/---

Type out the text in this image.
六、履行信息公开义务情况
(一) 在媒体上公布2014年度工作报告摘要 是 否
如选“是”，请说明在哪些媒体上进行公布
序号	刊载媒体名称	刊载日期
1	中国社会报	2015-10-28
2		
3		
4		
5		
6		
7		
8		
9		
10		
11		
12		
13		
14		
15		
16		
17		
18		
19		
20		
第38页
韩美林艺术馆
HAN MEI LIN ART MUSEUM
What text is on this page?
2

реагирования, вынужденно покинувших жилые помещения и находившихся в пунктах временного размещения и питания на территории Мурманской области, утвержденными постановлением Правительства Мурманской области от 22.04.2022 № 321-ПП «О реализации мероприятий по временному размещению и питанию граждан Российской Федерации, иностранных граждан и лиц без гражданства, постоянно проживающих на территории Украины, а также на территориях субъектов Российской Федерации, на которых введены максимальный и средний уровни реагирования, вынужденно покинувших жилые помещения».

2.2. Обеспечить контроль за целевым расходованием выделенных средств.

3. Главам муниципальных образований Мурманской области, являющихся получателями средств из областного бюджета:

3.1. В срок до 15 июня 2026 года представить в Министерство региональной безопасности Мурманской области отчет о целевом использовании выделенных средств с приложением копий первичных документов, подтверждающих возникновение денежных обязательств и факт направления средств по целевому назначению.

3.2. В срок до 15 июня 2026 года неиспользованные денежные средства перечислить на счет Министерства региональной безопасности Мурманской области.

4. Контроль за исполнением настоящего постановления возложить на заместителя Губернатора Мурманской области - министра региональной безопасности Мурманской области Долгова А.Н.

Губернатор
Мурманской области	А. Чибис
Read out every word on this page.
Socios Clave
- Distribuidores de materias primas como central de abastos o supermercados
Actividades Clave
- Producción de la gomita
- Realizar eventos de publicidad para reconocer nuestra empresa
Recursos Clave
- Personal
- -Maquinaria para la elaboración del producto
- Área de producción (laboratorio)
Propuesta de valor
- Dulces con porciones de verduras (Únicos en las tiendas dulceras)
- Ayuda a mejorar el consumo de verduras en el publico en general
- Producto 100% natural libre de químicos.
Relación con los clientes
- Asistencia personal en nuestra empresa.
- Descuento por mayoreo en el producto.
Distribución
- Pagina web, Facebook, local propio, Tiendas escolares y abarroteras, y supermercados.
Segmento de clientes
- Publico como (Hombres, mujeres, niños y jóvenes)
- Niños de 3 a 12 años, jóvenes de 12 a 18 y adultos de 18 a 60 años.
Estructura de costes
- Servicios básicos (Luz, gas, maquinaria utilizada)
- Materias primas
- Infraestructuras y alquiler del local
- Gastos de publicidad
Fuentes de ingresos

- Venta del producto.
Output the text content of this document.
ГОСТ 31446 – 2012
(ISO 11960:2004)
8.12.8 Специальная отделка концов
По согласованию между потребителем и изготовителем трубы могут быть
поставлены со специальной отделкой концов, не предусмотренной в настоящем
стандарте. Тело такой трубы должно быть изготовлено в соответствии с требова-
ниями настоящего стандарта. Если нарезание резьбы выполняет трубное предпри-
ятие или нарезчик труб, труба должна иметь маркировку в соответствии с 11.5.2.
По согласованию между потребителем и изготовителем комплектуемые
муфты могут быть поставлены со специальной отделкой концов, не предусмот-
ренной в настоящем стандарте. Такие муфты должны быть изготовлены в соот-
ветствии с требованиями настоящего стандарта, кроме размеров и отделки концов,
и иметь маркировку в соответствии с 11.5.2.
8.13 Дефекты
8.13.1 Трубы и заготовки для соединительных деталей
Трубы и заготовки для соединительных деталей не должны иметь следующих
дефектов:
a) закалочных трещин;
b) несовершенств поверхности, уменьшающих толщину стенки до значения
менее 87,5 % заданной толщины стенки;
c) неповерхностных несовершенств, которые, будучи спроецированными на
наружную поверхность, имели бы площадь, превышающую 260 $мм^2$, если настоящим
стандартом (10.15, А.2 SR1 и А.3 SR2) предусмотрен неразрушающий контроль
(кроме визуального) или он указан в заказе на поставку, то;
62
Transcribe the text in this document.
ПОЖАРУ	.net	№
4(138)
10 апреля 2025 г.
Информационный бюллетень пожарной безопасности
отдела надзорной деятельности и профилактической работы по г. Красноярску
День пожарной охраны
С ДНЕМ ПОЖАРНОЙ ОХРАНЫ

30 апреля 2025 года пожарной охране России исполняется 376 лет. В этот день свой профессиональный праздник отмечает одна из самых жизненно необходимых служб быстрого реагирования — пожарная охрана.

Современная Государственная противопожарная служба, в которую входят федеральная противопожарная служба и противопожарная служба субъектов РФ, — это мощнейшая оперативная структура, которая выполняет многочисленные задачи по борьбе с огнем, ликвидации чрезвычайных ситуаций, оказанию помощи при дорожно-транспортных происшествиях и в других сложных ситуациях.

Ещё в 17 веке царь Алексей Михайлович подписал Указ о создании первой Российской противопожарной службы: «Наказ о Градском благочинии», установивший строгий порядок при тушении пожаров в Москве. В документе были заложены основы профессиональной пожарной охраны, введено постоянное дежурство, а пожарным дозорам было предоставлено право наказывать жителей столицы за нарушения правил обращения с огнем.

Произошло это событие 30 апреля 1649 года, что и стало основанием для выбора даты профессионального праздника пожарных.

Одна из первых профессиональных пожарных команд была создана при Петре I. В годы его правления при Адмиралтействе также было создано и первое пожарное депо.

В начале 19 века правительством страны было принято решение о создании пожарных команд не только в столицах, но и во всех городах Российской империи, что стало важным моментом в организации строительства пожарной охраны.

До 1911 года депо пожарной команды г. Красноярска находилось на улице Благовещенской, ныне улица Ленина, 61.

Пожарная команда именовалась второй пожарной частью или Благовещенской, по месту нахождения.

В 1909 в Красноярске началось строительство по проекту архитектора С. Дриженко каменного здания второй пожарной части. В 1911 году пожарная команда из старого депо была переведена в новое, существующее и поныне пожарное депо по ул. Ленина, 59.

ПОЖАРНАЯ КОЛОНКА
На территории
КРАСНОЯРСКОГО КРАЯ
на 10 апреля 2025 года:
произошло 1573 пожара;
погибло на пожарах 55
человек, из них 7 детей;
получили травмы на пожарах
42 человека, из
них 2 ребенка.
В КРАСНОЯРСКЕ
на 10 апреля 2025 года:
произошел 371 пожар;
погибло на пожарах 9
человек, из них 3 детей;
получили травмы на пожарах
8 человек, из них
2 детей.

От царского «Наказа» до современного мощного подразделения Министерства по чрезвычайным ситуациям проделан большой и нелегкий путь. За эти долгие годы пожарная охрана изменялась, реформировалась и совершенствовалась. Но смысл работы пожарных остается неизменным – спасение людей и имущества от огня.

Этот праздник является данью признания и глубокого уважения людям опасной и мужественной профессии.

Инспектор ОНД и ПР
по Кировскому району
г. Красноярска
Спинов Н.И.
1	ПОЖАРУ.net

\---

> STATED PROBLEM
Locate the string "также" in the listing above and copy every line where it occurs.

> ANSWER TO THE TASK
реагирования, вынужденно покинувших жилые помещения и находившихся в пунктах временного размещения и питания на территории Мурманской области, утвержденными постановлением Правительства Мурманской области от 22.04.2022 № 321-ПП «О реализации мероприятий по временному размещению и питанию граждан Российской Федерации, иностранных граждан и лиц без гражданства, постоянно проживающих на территории Украины, а также на территориях субъектов Российской Федерации, на которых введены максимальный и средний уровни реагирования, вынужденно покинувших жилые помещения».
Одна из первых профессиональных пожарных команд была создана при Петре I. В годы его правления при Адмиралтействе также было создано и первое пожарное депо.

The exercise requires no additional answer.